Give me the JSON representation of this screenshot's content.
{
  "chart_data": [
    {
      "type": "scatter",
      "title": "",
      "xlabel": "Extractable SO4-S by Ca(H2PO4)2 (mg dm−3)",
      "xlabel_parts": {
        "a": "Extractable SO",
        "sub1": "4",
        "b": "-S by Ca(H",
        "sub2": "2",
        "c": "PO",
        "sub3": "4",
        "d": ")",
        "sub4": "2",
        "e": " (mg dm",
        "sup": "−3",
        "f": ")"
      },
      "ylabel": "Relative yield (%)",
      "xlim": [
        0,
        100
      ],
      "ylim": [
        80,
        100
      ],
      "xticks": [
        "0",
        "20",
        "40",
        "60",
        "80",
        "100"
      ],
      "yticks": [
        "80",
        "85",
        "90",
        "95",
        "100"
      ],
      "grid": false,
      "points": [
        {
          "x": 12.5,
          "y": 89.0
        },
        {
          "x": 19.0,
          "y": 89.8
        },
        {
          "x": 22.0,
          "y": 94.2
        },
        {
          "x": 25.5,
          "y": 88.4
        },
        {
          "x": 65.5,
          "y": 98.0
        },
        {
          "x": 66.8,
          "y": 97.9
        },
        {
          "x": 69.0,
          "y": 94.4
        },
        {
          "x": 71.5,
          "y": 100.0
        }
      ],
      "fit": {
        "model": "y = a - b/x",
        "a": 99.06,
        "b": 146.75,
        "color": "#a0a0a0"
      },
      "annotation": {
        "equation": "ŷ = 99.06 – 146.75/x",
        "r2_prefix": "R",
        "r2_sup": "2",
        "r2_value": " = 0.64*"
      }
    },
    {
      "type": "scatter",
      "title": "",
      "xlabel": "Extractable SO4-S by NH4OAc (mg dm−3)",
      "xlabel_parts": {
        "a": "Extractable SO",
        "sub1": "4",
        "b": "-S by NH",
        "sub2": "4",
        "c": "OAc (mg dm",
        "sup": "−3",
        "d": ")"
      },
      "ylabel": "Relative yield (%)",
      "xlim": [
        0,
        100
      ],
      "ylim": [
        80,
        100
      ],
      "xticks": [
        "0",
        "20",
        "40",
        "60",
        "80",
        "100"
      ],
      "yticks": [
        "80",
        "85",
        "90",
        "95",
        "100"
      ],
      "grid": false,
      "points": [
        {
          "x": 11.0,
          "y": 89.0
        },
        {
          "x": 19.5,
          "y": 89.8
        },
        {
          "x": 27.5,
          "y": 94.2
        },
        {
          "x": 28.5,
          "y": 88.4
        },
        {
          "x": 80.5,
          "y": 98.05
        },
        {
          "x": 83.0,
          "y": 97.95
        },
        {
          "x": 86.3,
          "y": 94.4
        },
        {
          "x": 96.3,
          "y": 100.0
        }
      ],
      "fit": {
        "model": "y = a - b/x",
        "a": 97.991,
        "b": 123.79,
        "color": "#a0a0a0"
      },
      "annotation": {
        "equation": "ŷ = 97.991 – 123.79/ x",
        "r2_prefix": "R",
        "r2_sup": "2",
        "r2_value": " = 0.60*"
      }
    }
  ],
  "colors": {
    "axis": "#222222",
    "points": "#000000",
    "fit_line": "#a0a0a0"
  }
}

^^^^^^^^

— Stated exercise —
Print again each line of the listing above, exactly as it appears.

— Finished exercise —
Give me the JSON representation of this screenshot's content.
{
  "chart_data": [
    {
      "type": "scatter",
      "title": "",
      "xlabel": "Extractable SO4-S by Ca(H2PO4)2 (mg dm−3)",
      "xlabel_parts": {
        "a": "Extractable SO",
        "sub1": "4",
        "b": "-S by Ca(H",
        "sub2": "2",
        "c": "PO",
        "sub3": "4",
        "d": ")",
        "sub4": "2",
        "e": " (mg dm",
        "sup": "−3",
        "f": ")"
      },
      "ylabel": "Relative yield (%)",
      "xlim": [
        0,
        100
      ],
      "ylim": [
        80,
        100
      ],
      "xticks": [
        "0",
        "20",
        "40",
        "60",
        "80",
        "100"
      ],
      "yticks": [
        "80",
        "85",
        "90",
        "95",
        "100"
      ],
      "grid": false,
      "points": [
        {
          "x": 12.5,
          "y": 89.0
        },
        {
          "x": 19.0,
          "y": 89.8
        },
        {
          "x": 22.0,
          "y": 94.2
        },
        {
          "x": 25.5,
          "y": 88.4
        },
        {
          "x": 65.5,
          "y": 98.0
        },
        {
          "x": 66.8,
          "y": 97.9
        },
        {
          "x": 69.0,
          "y": 94.4
        },
        {
          "x": 71.5,
          "y": 100.0
        }
      ],
      "fit": {
        "model": "y = a - b/x",
        "a": 99.06,
        "b": 146.75,
        "color": "#a0a0a0"
      },
      "annotation": {
        "equation": "ŷ = 99.06 – 146.75/x",
        "r2_prefix": "R",
        "r2_sup": "2",
        "r2_value": " = 0.64*"
      }
    },
    {
      "type": "scatter",
      "title": "",
      "xlabel": "Extractable SO4-S by NH4OAc (mg dm−3)",
      "xlabel_parts": {
        "a": "Extractable SO",
        "sub1": "4",
        "b": "-S by NH",
        "sub2": "4",
        "c": "OAc (mg dm",
        "sup": "−3",
        "d": ")"
      },
      "ylabel": "Relative yield (%)",
      "xlim": [
        0,
        100
      ],
      "ylim": [
        80,
        100
      ],
      "xticks": [
        "0",
        "20",
        "40",
        "60",
        "80",
        "100"
      ],
      "yticks": [
        "80",
        "85",
        "90",
        "95",
        "100"
      ],
      "grid": false,
      "points": [
        {
          "x": 11.0,
          "y": 89.0
        },
        {
          "x": 19.5,
          "y": 89.8
        },
        {
          "x": 27.5,
          "y": 94.2
        },
        {
          "x": 28.5,
          "y": 88.4
        },
        {
          "x": 80.5,
          "y": 98.05
        },
        {
          "x": 83.0,
          "y": 97.95
        },
        {
          "x": 86.3,
          "y": 94.4
        },
        {
          "x": 96.3,
          "y": 100.0
        }
      ],
      "fit": {
        "model": "y = a - b/x",
        "a": 97.991,
        "b": 123.79,
        "color": "#a0a0a0"
      },
      "annotation": {
        "equation": "ŷ = 97.991 – 123.79/ x",
        "r2_prefix": "R",
        "r2_sup": "2",
        "r2_value": " = 0.60*"
      }
    }
  ],
  "colors": {
    "axis": "#222222",
    "points": "#000000",
    "fit_line": "#a0a0a0"
  }
}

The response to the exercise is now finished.